**WORK TO BE COMPLETED**.
Look through the material and copy each line holding "English".

**MATERIAL FOR THIS TASK**.

******

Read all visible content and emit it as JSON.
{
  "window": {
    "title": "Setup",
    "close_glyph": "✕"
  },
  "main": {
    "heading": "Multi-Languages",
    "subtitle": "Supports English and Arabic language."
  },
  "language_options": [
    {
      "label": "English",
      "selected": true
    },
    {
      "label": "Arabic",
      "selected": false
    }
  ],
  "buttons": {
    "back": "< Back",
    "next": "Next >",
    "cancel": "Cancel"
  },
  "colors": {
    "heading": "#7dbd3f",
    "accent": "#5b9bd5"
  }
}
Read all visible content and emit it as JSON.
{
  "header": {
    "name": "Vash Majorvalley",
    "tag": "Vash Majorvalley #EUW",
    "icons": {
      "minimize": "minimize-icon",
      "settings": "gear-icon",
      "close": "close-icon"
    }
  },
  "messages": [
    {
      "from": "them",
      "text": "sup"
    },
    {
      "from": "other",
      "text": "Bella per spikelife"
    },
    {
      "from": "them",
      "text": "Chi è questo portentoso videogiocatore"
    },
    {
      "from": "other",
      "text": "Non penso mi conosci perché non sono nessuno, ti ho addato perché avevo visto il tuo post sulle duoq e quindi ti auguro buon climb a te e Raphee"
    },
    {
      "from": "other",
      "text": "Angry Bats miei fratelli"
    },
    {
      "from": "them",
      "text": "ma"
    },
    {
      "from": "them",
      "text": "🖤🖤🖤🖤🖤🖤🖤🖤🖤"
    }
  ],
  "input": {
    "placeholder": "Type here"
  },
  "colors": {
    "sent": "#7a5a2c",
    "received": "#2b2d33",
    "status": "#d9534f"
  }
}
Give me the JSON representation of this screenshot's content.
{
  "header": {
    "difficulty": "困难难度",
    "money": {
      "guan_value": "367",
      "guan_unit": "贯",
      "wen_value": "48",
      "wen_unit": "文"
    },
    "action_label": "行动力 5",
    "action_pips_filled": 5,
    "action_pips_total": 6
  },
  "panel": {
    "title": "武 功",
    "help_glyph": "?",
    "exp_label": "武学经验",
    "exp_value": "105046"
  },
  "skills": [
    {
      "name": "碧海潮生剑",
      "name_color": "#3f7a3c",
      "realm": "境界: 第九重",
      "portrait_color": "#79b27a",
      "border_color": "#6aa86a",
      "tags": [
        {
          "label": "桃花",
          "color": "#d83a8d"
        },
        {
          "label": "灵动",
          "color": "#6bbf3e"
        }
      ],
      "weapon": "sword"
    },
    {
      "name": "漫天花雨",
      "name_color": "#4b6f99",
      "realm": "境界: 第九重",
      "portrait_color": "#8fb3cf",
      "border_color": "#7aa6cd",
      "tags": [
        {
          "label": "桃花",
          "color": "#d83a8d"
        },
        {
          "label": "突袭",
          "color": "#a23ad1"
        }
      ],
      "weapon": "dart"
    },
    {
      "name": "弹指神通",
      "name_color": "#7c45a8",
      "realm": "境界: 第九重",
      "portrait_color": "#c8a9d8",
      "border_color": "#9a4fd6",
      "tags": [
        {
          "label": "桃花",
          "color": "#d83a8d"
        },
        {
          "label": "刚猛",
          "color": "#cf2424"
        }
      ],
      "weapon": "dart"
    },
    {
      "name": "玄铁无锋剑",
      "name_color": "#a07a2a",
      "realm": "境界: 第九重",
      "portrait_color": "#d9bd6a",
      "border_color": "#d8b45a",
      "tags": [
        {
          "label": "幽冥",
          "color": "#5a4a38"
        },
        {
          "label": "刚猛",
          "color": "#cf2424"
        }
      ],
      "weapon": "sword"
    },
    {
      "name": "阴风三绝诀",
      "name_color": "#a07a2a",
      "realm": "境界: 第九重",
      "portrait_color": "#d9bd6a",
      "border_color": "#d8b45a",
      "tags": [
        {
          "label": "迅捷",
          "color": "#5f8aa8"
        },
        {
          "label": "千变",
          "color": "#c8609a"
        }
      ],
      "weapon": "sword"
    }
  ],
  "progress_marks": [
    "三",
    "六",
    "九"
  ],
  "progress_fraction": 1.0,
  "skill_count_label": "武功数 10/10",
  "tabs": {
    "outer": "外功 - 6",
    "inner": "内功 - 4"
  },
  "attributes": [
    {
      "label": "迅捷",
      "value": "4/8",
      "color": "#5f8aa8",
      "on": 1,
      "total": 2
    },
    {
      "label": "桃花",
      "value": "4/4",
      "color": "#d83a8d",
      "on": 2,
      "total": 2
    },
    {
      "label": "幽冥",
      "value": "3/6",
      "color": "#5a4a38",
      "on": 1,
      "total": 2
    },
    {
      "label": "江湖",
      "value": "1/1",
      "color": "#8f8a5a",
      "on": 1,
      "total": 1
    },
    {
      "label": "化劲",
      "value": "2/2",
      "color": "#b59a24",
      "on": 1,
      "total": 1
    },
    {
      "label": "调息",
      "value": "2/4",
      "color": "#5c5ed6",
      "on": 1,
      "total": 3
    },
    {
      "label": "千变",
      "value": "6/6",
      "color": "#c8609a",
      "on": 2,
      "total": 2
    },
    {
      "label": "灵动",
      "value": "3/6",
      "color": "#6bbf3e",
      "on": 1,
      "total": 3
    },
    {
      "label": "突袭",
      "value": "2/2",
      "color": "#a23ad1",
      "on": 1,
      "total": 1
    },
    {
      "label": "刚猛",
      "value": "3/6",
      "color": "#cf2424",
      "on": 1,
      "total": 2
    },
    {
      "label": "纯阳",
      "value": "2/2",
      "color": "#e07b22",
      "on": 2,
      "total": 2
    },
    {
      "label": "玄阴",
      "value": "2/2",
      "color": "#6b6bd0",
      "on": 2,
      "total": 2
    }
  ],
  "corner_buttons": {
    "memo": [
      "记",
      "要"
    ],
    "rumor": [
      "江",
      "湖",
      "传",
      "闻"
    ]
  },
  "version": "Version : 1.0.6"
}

******

**TASK SOLUTION**.
    "subtitle": "Supports English and Arabic language."
      "label": "English",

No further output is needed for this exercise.